***** Dataset rows

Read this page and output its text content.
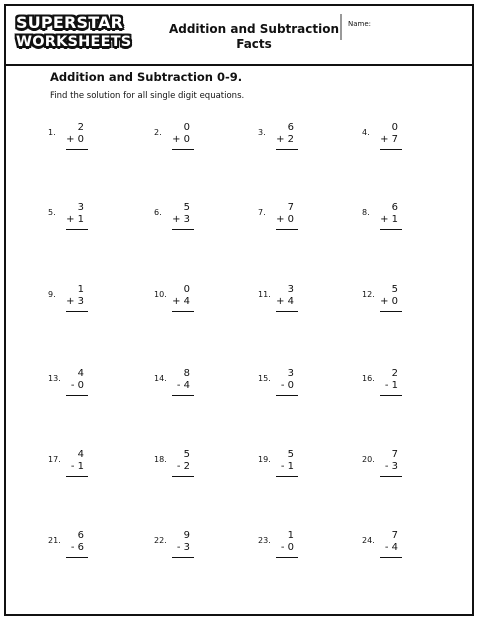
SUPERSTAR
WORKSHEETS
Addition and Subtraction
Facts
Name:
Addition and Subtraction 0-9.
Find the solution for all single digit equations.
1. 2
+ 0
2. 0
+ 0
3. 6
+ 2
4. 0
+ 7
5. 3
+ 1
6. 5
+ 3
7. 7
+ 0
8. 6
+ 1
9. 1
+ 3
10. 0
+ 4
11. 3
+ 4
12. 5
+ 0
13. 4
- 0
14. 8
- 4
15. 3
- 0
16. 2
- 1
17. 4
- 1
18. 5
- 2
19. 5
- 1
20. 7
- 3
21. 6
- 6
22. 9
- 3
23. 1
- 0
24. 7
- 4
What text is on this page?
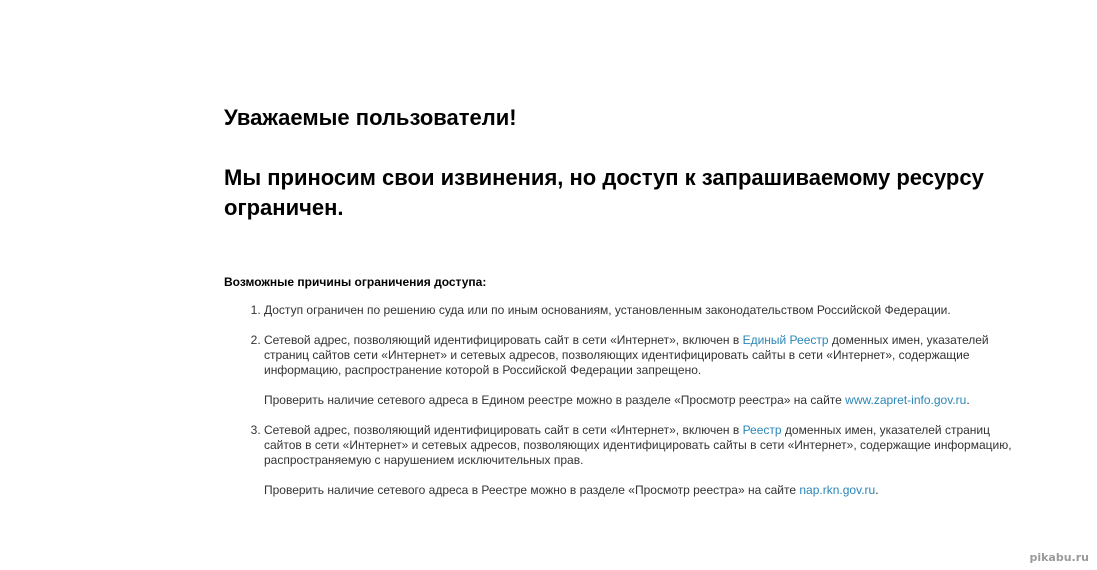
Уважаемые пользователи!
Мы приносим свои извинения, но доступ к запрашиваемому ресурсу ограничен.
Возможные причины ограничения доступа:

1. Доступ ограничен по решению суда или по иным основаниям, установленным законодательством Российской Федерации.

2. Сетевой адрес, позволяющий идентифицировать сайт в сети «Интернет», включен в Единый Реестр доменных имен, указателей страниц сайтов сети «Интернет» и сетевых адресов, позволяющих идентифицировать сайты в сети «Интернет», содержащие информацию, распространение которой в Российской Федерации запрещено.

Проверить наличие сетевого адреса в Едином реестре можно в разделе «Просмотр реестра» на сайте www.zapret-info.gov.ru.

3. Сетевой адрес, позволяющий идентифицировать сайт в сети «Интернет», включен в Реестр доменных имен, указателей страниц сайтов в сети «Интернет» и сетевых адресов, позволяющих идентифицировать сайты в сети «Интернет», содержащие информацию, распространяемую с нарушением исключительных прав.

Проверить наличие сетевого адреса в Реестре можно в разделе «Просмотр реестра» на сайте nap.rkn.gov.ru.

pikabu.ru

**********

* _Task prompt_: List each line of the records that holds the string "text".

* _Finished exercise_:
Read this page and output its text content.
What text is on this page?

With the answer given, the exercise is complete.